### What this task involves
Count how many lines of the records contain the string "down", treating uppercase and lowercase as different, and reply with the number alone.

### Listed records
# # # # #
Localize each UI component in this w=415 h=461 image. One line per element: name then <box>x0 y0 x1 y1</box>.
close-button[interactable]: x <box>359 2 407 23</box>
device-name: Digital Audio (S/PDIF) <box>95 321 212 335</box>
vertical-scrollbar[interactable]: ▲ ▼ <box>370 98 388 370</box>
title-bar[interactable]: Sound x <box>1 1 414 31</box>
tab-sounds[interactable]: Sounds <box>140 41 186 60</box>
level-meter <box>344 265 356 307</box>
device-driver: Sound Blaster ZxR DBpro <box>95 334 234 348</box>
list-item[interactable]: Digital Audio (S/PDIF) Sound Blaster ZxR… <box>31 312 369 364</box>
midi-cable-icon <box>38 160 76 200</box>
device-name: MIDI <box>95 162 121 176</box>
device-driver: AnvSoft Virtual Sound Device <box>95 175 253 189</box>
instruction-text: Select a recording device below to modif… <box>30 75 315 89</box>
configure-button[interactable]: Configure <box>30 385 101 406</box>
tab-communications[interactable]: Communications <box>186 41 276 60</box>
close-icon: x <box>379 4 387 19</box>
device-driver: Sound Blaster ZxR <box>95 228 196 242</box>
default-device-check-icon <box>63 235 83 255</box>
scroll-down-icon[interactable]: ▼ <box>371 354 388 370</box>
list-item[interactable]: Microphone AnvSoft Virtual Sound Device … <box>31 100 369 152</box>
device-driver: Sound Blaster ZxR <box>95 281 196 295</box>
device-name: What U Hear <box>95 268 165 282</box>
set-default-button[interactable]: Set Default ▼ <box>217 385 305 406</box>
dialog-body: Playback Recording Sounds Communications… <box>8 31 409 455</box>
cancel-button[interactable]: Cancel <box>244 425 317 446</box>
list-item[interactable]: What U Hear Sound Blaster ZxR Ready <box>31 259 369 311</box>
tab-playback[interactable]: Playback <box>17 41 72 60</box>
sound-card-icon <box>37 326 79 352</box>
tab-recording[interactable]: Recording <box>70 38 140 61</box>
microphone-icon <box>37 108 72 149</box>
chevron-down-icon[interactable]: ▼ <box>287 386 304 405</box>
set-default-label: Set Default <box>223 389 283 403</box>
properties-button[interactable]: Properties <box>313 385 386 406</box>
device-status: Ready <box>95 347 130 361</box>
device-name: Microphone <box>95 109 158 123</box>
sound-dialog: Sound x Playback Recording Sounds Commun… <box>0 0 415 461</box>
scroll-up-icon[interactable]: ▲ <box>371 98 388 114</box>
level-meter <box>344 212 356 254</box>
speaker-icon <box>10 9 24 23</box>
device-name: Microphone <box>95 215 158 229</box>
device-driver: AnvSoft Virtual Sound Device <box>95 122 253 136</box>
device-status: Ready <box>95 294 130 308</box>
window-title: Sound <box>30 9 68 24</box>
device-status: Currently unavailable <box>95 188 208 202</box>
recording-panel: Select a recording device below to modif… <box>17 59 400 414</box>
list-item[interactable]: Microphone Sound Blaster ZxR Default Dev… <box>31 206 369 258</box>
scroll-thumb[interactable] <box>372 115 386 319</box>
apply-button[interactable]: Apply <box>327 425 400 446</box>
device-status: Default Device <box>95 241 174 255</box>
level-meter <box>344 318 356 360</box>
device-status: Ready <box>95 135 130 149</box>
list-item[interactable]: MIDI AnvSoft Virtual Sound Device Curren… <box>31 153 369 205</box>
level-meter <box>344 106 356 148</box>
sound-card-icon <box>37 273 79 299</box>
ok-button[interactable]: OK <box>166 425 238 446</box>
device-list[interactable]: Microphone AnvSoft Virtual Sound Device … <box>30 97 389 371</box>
# # # # #
### Exercise output
2